* _Directions_:
Below are some entries. Copy each line that holds the string "άνθρωπος".

* _Listing_:
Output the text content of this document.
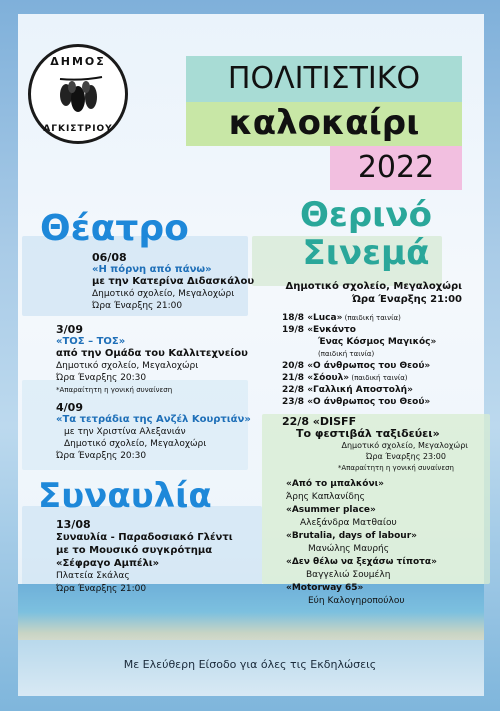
ΔΗΜΟΣ
ΑΓΚΙΣΤΡΙΟΥ
ΠΟΛΙΤΙΣΤΙΚΟ
καλοκαίρι
2022
Θέατρο
06/08
«Η πόρνη από πάνω»
με την Κατερίνα Διδασκάλου
Δημοτικό σχολείο, Μεγαλοχώρι
Ώρα Έναρξης 21:00
3/09
«ΤΟΣ – ΤΟΣ»
από την Ομάδα του Καλλιτεχνείου
Δημοτικό σχολείο, Μεγαλοχώρι
Ώρα Έναρξης 20:30
*Απαραίτητη η γονική συναίνεση
4/09
«Τα τετράδια της Ανζέλ Κουρτιάν»
με την Χριστίνα Αλεξανιάν
Δημοτικό σχολείο, Μεγαλοχώρι
Ώρα Έναρξης 20:30
Θερινό
Σινεμά
Δημοτικό σχολείο, Μεγαλοχώρι
Ώρα Έναρξης 21:00
18/8 «Luca» (παιδική ταινία)
19/8 «Ενκάντο
Ένας Κόσμος Μαγικός»
(παιδική ταινία)
20/8 «Ο άνθρωπος του Θεού»
21/8 «Σόουλ» (παιδική ταινία)
22/8 «Γαλλική Αποστολή»
23/8 «Ο άνθρωπος του Θεού»
22/8 «DISFF
Το φεστιβάλ ταξιδεύει»
Δημοτικό σχολείο, Μεγαλοχώρι
Ώρα Έναρξης 23:00
*Απαραίτητη η γονική συναίνεση
«Από το μπαλκόνι»
Άρης Καπλανίδης
«Asummer place»
Αλεξάνδρα Ματθαίου
«Brutalia, days of labour»
Μανώλης Μαυρής
«Δεν θέλω να ξεχάσω τίποτα»
Βαγγελιώ Σουμέλη
«Motorway 65»
Εύη Καλογηροπούλου
Συναυλία
13/08
Συναυλία - Παραδοσιακό Γλέντι
με το Μουσικό συγκρότημα
«Σέφραγο Αμπέλι»
Πλατεία Σκάλας
Ώρα Έναρξης 21:00
Με Ελεύθερη Είσοδο για όλες τις Εκδηλώσεις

* _Full solution_:
20/8 «Ο άνθρωπος του Θεού»
23/8 «Ο άνθρωπος του Θεού»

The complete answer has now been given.